**Instruction 1**:
In the Elan 37 forum thread, which boat did MrPelicano sail on?
-- BEGIN Reading text --
# Elan 37 review



## kiwi_sailor (Dec 3, 2013)

Does anyone have any experience or comments on the construction of Elan yachts? I am considering purchasing a 2004 Elan 37 yacht and it would be good to know about how they are constructed and how they compare to other european yachts. Purpose is primarily for cruising.


----------



## PCP (Dec 1, 2004)

That is a good boat with similar performance to other performance cruisers of that vintage. Fast for a cruising boat. I don't know of any specific problems related with that boat. The Elan 37, as you probably noticed, has a good cruising interior for that type of boat, better than the one of a First 36.7 and similar to the one of a Salona 37 in what regards cruising.

Some information:

http://www.palstek.de/wp-content/uploads/2009/04/Elan_37.pdf

http://www.sail-world.com/Europe/index.cfm?SEID=0&Nid=33946&SRCID=0&ntid=0&tickeruid=0&tickerCID=0

http://www.humphreysdesign.com/767/elan-37/


----------



## MrPelicano (Aug 17, 2012)

PCP said:


> That is a good boat with similar performance to other performance cruisers of that vintage. Fast for a cruising boat. I don't know of any specific problems related with that boat. The Elan 37, as you probably noticed, has a good cruising interior for that type of boat, better than the one of a First 36.7 and similar to the one of a Salona 37 in what regards cruising.


FWIW, I've sailed on a 2004 Elan 40, which is quite similar to the Elan 37, and the boat was very well built and extremely competitive under IRC in San Francisco Bay. I believe it won its IRC class in the Rolex St. Francis YC Big Boat Series at least once, and was regularly at the top. Routinely raced in big breeze (25+ knots) and quite tough. Comfy below, as well... actually, too comfy for me, but that's just a matter of personal taste (I prefer unpainted carbon interiors and minimal furniture  ).

Don't know if that boat ("Tupelo Honey") is on the market, but you might inquire with the owner. It's totally dialed-in and probably has a pretty deep Quantum sail inventory. PM me if you want owner's contact info.


----------
-- END Reading text --
**Instruction 2**:
Copy the listing exactly, from its first line through the line that contains "- letter-body: Dal", including both.
-- BEGIN Dataset --
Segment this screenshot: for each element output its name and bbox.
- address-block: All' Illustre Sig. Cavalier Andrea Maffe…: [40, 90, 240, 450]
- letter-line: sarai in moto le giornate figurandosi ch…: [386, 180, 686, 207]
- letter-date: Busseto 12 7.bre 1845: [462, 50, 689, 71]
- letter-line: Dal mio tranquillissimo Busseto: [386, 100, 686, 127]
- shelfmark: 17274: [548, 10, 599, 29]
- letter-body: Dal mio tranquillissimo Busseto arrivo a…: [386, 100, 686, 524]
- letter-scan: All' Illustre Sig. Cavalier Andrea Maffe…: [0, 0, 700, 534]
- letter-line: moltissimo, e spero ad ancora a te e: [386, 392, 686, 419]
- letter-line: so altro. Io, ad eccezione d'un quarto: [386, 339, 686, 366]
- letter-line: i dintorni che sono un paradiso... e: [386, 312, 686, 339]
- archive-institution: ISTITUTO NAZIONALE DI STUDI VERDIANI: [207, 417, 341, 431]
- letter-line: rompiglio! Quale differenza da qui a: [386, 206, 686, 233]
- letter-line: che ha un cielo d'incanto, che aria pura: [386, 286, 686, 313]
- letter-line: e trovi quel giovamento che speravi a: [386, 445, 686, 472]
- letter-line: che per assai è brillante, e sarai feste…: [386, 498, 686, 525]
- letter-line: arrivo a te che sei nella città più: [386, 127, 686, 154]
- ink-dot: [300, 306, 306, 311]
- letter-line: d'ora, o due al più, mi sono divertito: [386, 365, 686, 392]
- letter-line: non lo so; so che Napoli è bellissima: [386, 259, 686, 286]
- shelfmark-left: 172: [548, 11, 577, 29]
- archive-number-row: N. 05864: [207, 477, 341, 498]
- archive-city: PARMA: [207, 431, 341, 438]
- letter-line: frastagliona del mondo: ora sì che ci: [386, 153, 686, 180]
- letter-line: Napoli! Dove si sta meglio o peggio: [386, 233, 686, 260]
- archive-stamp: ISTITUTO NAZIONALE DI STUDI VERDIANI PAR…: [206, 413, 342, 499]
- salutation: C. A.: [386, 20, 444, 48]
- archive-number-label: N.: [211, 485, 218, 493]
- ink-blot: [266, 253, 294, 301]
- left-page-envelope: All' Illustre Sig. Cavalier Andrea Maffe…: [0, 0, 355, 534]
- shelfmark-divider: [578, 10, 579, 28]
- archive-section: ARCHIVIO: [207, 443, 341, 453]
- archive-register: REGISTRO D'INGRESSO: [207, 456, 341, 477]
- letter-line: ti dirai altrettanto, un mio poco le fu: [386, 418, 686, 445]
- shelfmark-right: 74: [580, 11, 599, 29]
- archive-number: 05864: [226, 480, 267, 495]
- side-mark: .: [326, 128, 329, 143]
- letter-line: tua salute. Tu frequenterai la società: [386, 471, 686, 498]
-- END Dataset --
**Finished answer 1**:
A 2004 Elan 40.

**Finished answer 2**:
Segment this screenshot: for each element output its name and bbox.
- address-block: All' Illustre Sig. Cavalier Andrea Maffe…: [40, 90, 240, 450]
- letter-line: sarai in moto le giornate figurandosi ch…: [386, 180, 686, 207]
- letter-date: Busseto 12 7.bre 1845: [462, 50, 689, 71]
- letter-line: Dal mio tranquillissimo Busseto: [386, 100, 686, 127]
- shelfmark: 17274: [548, 10, 599, 29]
- letter-body: Dal mio tranquillissimo Busseto arrivo a…: [386, 100, 686, 524]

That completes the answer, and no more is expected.